Recorded data:

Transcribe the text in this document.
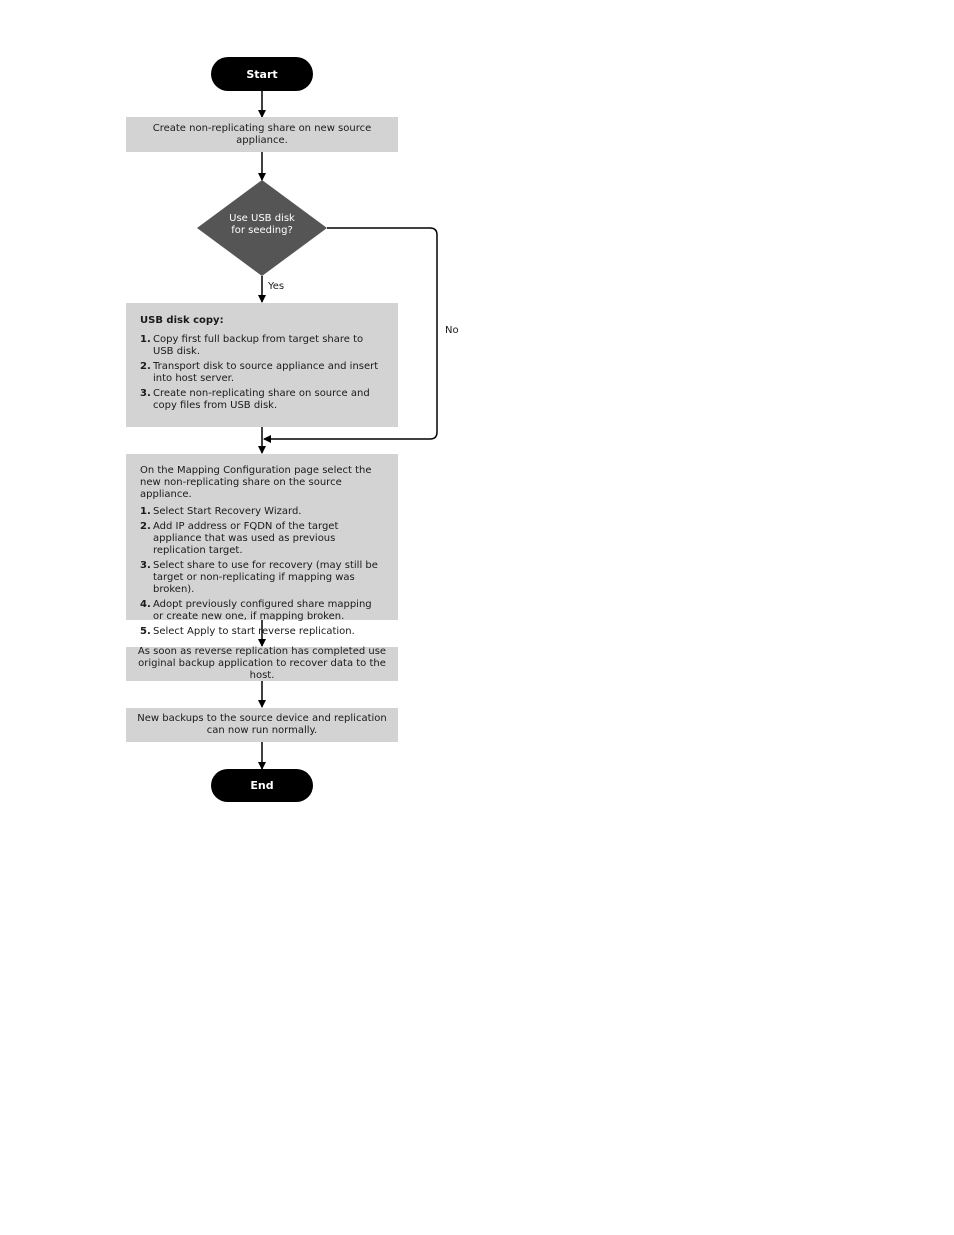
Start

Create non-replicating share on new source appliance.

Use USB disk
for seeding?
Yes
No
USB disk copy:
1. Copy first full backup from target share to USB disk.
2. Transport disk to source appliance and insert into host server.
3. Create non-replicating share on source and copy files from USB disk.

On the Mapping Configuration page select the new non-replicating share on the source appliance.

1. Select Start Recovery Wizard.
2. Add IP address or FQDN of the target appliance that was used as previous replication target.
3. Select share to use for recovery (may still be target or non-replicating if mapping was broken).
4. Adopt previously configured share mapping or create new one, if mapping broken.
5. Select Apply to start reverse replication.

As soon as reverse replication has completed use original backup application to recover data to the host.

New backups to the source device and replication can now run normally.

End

- **What to do**
In the data above, count the lines where the word "replicating" appears; reply with the number only.

- **Solution for this task**
4